» **Your goal**: Pull every line containing the word "time" from the records.

» **Stored data**:
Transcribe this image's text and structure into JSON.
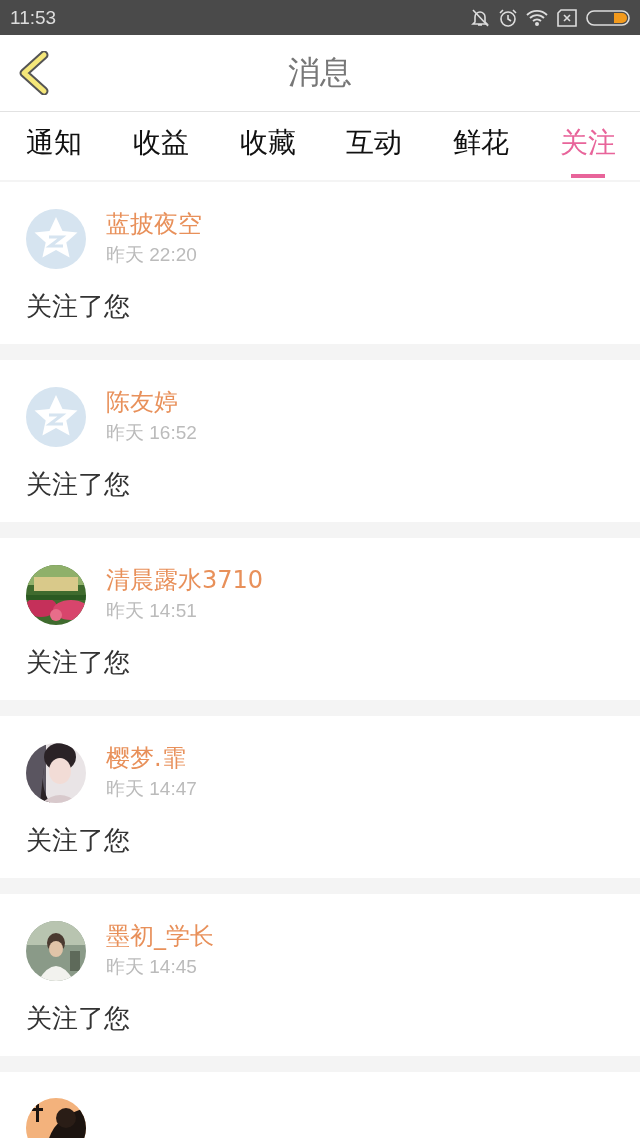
{
  "status_bar": {
    "time": "11:53"
  },
  "header": {
    "title": "消息"
  },
  "tabs": [
    {
      "label": "通知",
      "selected": false
    },
    {
      "label": "收益",
      "selected": false
    },
    {
      "label": "收藏",
      "selected": false
    },
    {
      "label": "互动",
      "selected": false
    },
    {
      "label": "鲜花",
      "selected": false
    },
    {
      "label": "关注",
      "selected": true
    }
  ],
  "messages": [
    {
      "avatar": {
        "kind": "default"
      },
      "name": "蓝披夜空",
      "time": "昨天 22:20",
      "text": "关注了您"
    },
    {
      "avatar": {
        "kind": "default"
      },
      "name": "陈友婷",
      "time": "昨天 16:52",
      "text": "关注了您"
    },
    {
      "avatar": {
        "kind": "picture"
      },
      "name": "清晨露水3710",
      "time": "昨天 14:51",
      "text": "关注了您"
    },
    {
      "avatar": {
        "kind": "picture"
      },
      "name": "樱梦.霏",
      "time": "昨天 14:47",
      "text": "关注了您"
    },
    {
      "avatar": {
        "kind": "picture"
      },
      "name": "墨初_学长",
      "time": "昨天 14:45",
      "text": "关注了您"
    },
    {
      "avatar": {
        "kind": "picture"
      }
    }
  ]
}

» **Problem solution**:
    "time": "11:53"
      "time": "昨天 22:20",
      "time": "昨天 16:52",
      "time": "昨天 14:51",
      "time": "昨天 14:47",
      "time": "昨天 14:45",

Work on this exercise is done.